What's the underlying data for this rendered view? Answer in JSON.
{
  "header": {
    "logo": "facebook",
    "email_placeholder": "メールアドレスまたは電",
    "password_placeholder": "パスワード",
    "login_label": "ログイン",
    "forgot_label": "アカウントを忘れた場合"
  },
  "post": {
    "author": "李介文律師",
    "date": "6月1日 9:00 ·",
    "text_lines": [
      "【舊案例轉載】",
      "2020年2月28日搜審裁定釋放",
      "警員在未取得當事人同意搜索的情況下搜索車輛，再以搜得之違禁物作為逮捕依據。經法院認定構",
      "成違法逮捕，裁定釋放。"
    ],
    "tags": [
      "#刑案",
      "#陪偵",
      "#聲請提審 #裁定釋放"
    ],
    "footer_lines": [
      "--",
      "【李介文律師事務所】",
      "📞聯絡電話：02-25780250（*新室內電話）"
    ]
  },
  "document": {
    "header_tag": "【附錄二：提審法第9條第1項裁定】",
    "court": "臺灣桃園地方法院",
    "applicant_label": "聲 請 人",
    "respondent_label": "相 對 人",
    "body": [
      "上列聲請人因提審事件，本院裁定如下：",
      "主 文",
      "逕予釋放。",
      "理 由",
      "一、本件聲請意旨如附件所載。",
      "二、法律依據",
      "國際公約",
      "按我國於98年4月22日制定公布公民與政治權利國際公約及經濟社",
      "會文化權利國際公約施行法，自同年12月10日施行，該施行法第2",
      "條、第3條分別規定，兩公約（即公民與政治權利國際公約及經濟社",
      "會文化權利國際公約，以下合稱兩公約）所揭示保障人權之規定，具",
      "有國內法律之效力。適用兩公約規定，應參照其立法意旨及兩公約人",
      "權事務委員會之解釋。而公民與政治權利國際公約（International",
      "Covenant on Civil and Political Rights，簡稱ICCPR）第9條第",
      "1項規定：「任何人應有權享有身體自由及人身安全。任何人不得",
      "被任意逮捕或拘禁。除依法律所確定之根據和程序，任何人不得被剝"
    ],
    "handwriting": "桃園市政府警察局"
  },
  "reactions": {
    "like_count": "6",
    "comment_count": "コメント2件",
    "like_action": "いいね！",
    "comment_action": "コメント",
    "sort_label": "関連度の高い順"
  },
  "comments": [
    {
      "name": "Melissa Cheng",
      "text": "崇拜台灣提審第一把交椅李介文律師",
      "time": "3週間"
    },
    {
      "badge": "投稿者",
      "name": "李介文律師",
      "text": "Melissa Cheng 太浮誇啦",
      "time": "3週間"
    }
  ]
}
###
**GIVEN PROBLEM**.
Repeat the material above in full, keeping every word.

**RESULT FOR THIS TASK**.
What's the underlying data for this rendered view? Answer in JSON.
{
  "header": {
    "logo": "facebook",
    "email_placeholder": "メールアドレスまたは電",
    "password_placeholder": "パスワード",
    "login_label": "ログイン",
    "forgot_label": "アカウントを忘れた場合"
  },
  "post": {
    "author": "李介文律師",
    "date": "6月1日 9:00 ·",
    "text_lines": [
      "【舊案例轉載】",
      "2020年2月28日搜審裁定釋放",
      "警員在未取得當事人同意搜索的情況下搜索車輛，再以搜得之違禁物作為逮捕依據。經法院認定構",
      "成違法逮捕，裁定釋放。"
    ],
    "tags": [
      "#刑案",
      "#陪偵",
      "#聲請提審 #裁定釋放"
    ],
    "footer_lines": [
      "--",
      "【李介文律師事務所】",
      "📞聯絡電話：02-25780250（*新室內電話）"
    ]
  },
  "document": {
    "header_tag": "【附錄二：提審法第9條第1項裁定】",
    "court": "臺灣桃園地方法院",
    "applicant_label": "聲 請 人",
    "respondent_label": "相 對 人",
    "body": [
      "上列聲請人因提審事件，本院裁定如下：",
      "主 文",
      "逕予釋放。",
      "理 由",
      "一、本件聲請意旨如附件所載。",
      "二、法律依據",
      "國際公約",
      "按我國於98年4月22日制定公布公民與政治權利國際公約及經濟社",
      "會文化權利國際公約施行法，自同年12月10日施行，該施行法第2",
      "條、第3條分別規定，兩公約（即公民與政治權利國際公約及經濟社",
      "會文化權利國際公約，以下合稱兩公約）所揭示保障人權之規定，具",
      "有國內法律之效力。適用兩公約規定，應參照其立法意旨及兩公約人",
      "權事務委員會之解釋。而公民與政治權利國際公約（International",
      "Covenant on Civil and Political Rights，簡稱ICCPR）第9條第",
      "1項規定：「任何人應有權享有身體自由及人身安全。任何人不得",
      "被任意逮捕或拘禁。除依法律所確定之根據和程序，任何人不得被剝"
    ],
    "handwriting": "桃園市政府警察局"
  },
  "reactions": {
    "like_count": "6",
    "comment_count": "コメント2件",
    "like_action": "いいね！",
    "comment_action": "コメント",
    "sort_label": "関連度の高い順"
  },
  "comments": [
    {
      "name": "Melissa Cheng",
      "text": "崇拜台灣提審第一把交椅李介文律師",
      "time": "3週間"
    },
    {
      "badge": "投稿者",
      "name": "李介文律師",
      "text": "Melissa Cheng 太浮誇啦",
      "time": "3週間"
    }
  ]
}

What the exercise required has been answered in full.